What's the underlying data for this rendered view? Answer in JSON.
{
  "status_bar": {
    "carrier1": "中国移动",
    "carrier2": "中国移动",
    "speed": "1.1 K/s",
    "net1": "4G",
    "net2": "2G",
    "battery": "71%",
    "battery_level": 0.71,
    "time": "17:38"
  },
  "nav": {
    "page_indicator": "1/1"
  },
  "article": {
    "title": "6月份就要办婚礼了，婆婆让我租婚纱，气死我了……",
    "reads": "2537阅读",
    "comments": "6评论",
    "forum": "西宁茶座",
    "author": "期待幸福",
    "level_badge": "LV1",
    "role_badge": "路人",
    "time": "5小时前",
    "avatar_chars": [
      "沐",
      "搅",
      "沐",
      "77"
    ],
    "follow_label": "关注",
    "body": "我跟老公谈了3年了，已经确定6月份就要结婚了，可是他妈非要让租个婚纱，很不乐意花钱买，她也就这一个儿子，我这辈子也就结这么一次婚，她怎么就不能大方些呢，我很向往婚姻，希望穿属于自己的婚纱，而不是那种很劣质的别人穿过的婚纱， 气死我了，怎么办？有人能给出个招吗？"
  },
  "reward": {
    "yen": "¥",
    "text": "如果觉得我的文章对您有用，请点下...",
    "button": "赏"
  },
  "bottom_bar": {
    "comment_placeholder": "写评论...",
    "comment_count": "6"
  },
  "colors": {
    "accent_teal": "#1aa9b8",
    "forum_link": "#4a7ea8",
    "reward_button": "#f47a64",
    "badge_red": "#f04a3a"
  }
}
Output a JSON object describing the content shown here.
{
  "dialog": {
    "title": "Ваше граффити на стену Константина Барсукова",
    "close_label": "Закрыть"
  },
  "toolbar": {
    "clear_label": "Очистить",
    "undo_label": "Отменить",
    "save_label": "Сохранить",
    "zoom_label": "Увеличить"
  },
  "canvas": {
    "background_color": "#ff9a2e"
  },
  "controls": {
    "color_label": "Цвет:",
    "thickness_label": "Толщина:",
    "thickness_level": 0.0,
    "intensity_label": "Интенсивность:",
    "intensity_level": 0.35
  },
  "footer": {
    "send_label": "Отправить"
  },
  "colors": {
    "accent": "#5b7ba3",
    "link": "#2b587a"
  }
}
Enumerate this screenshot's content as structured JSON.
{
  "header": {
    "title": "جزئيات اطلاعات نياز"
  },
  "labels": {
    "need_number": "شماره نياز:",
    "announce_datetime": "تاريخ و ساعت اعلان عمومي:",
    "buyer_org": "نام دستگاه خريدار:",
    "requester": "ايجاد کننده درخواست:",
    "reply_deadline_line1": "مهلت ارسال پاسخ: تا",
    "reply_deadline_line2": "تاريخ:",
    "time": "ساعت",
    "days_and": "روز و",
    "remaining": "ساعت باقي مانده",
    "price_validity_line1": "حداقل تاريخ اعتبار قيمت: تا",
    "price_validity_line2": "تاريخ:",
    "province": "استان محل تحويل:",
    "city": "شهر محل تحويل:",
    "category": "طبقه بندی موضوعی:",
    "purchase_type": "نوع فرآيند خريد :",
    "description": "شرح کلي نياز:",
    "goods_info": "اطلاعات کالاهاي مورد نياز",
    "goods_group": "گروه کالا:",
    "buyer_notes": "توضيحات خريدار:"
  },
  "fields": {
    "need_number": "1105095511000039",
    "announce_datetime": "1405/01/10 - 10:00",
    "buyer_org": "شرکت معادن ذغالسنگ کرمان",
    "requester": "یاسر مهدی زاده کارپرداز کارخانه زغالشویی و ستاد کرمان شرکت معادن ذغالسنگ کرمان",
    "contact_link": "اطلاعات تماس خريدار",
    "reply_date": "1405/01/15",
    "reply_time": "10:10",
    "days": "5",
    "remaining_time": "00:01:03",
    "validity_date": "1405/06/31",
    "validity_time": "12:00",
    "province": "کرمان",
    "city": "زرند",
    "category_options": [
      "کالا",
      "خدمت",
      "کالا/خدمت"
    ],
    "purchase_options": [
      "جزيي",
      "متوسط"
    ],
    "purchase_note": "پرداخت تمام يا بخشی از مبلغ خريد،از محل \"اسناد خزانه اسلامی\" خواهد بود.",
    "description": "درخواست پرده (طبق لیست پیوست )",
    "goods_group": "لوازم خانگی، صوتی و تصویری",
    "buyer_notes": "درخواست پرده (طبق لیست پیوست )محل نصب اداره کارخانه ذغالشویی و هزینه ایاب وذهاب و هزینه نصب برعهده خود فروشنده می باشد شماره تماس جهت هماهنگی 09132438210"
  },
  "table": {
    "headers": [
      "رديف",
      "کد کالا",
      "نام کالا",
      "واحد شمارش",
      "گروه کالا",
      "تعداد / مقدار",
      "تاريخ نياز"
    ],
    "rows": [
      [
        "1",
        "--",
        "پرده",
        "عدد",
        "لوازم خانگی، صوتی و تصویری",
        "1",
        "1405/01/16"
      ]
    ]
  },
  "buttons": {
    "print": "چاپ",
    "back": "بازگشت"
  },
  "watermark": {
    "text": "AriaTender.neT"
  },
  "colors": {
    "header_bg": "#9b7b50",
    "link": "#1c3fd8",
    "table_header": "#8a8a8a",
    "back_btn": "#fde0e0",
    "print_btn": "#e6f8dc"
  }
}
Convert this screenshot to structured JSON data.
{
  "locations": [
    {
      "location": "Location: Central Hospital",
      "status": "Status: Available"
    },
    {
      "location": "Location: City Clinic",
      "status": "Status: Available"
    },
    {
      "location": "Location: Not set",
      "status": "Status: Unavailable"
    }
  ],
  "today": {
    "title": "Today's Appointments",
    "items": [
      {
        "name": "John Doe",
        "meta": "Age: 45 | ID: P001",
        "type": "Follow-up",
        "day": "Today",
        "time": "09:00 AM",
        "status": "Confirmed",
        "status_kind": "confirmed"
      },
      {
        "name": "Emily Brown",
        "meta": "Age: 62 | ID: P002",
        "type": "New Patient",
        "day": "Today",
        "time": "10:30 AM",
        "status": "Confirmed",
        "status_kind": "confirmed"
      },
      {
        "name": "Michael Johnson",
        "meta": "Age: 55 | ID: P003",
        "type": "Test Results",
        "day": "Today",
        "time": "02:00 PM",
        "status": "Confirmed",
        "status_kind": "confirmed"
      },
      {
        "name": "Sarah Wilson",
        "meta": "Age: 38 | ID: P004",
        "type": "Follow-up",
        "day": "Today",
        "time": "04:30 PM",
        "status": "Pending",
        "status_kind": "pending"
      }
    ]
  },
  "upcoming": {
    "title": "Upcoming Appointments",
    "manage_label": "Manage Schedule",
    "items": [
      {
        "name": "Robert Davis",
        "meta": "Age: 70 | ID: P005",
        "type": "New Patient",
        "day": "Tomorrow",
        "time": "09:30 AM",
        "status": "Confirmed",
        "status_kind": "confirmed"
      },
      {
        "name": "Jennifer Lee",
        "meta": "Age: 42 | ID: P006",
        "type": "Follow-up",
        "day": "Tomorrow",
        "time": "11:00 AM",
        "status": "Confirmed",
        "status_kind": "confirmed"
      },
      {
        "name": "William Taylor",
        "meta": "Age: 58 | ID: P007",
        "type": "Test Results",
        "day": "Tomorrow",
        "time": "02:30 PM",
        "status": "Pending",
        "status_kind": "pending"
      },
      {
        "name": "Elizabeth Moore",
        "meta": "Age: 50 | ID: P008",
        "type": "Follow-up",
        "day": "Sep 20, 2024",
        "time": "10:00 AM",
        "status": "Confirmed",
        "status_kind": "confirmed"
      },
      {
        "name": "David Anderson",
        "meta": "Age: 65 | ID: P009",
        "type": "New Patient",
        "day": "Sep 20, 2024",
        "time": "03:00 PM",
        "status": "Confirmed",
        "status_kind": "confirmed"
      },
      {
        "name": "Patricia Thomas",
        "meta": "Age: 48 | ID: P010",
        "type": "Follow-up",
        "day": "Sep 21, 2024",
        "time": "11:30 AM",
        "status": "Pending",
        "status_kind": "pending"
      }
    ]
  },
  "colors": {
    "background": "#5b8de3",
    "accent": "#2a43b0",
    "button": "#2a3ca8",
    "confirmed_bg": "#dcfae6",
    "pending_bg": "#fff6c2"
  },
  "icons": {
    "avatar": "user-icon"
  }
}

━━━━━━━━━━━━━━━━

GIVEN REQUEST = Scan the lines for the string "نياز". Copy out each line that matches.

COMPLETE ANSWER =
    "title": "جزئيات اطلاعات نياز"
    "need_number": "شماره نياز:",
    "description": "شرح کلي نياز:",
    "goods_info": "اطلاعات کالاهاي مورد نياز",
      "تاريخ نياز"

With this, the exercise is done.